Segment Start: Records for the exercise
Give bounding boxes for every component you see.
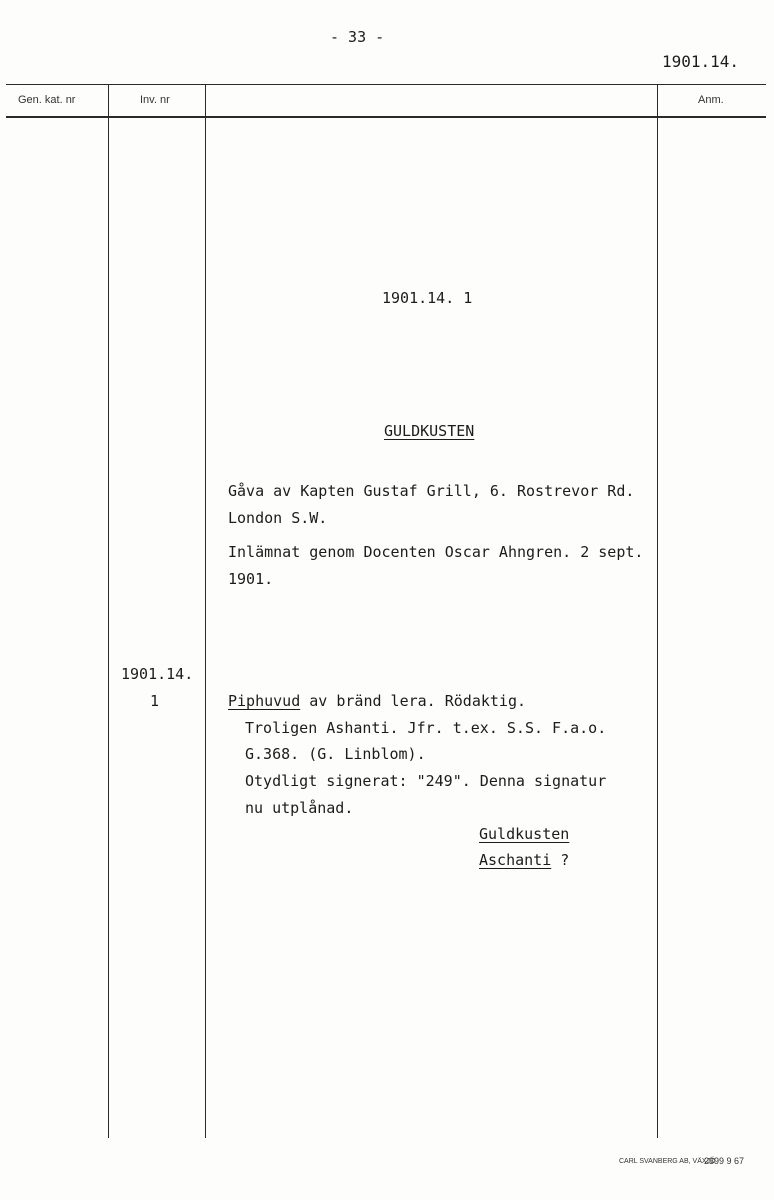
tag-region: Guldkusten: [479, 825, 570, 843]
donor-line-1: Gåva av Kapten Gustaf Grill, 6. Rostrevor Rd.: [228, 482, 635, 500]
item-name: Piphuvud: [228, 692, 301, 710]
tag-people-name: Aschanti: [479, 851, 552, 869]
column-header-inv-nr: Inv. nr: [140, 94, 170, 106]
column-header-gen-kat-nr: Gen. kat. nr: [18, 94, 76, 106]
item-description-line-4: Otydligt signerat: "249". Denna signatur: [245, 772, 607, 790]
column-divider-1: [108, 84, 109, 1138]
table-top-rule: [6, 84, 766, 85]
printer-imprint: CARL SVANBERG AB, VÄXJÖ: [619, 1158, 716, 1165]
tag-people-query: ?: [551, 851, 570, 869]
inventory-subnumber: 1: [150, 692, 160, 710]
region-heading: GULDKUSTEN: [384, 422, 475, 440]
inventory-number: 1901.14.: [121, 665, 194, 683]
tag-people: [479, 851, 569, 869]
column-header-anm: Anm.: [698, 94, 724, 106]
form-code: 2399 9 67: [704, 1156, 745, 1166]
submitted-line-2: 1901.: [228, 570, 274, 588]
submitted-line-1: Inlämnat genom Docenten Oscar Ahngren. 2 sept.: [228, 543, 644, 561]
column-divider-2: [205, 84, 206, 1138]
item-description-line-2: Troligen Ashanti. Jfr. t.ex. S.S. F.a.o.: [245, 719, 607, 737]
table-header-rule: [6, 116, 766, 118]
header-reference: 1901.14.: [662, 52, 740, 71]
item-description-line-3: G.368. (G. Linblom).: [245, 745, 426, 763]
item-material: av bränd lera. Rödaktig.: [300, 692, 527, 710]
donor-line-2: London S.W.: [228, 509, 328, 527]
item-description-line-5: nu utplånad.: [245, 799, 354, 817]
item-description-line-1: [228, 692, 526, 710]
page-number: - 33 -: [330, 28, 385, 46]
column-divider-3: [657, 84, 658, 1138]
entry-title: 1901.14. 1: [382, 289, 473, 307]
Segment End: Records for the exercise
Description of the task — Your answer must be a verbatim copy of the entries above, with no images included.

Response for this exercise —
Give bounding boxes for every component you see.
tag-region: Guldkusten: [479, 825, 570, 843]
donor-line-1: Gåva av Kapten Gustaf Grill, 6. Rostrevor Rd.: [228, 482, 635, 500]
item-name: Piphuvud: [228, 692, 301, 710]
tag-people-name: Aschanti: [479, 851, 552, 869]
column-header-inv-nr: Inv. nr: [140, 94, 170, 106]
column-header-gen-kat-nr: Gen. kat. nr: [18, 94, 76, 106]
item-description-line-4: Otydligt signerat: "249". Denna signatur: [245, 772, 607, 790]
column-divider-1: [108, 84, 109, 1138]
table-top-rule: [6, 84, 766, 85]
printer-imprint: CARL SVANBERG AB, VÄXJÖ: [619, 1158, 716, 1165]
tag-people-query: ?: [551, 851, 570, 869]
inventory-subnumber: 1: [150, 692, 160, 710]
region-heading: GULDKUSTEN: [384, 422, 475, 440]
inventory-number: 1901.14.: [121, 665, 194, 683]
tag-people: [479, 851, 569, 869]
column-header-anm: Anm.: [698, 94, 724, 106]
form-code: 2399 9 67: [704, 1156, 745, 1166]
submitted-line-2: 1901.: [228, 570, 274, 588]
submitted-line-1: Inlämnat genom Docenten Oscar Ahngren. 2 sept.: [228, 543, 644, 561]
column-divider-2: [205, 84, 206, 1138]
item-description-line-2: Troligen Ashanti. Jfr. t.ex. S.S. F.a.o.: [245, 719, 607, 737]
table-header-rule: [6, 116, 766, 118]
header-reference: 1901.14.: [662, 52, 740, 71]
item-description-line-3: G.368. (G. Linblom).: [245, 745, 426, 763]
item-material: av bränd lera. Rödaktig.: [300, 692, 527, 710]
donor-line-2: London S.W.: [228, 509, 328, 527]
item-description-line-5: nu utplånad.: [245, 799, 354, 817]
item-description-line-1: [228, 692, 526, 710]
page-number: - 33 -: [330, 28, 385, 46]
column-divider-3: [657, 84, 658, 1138]
entry-title: 1901.14. 1: [382, 289, 473, 307]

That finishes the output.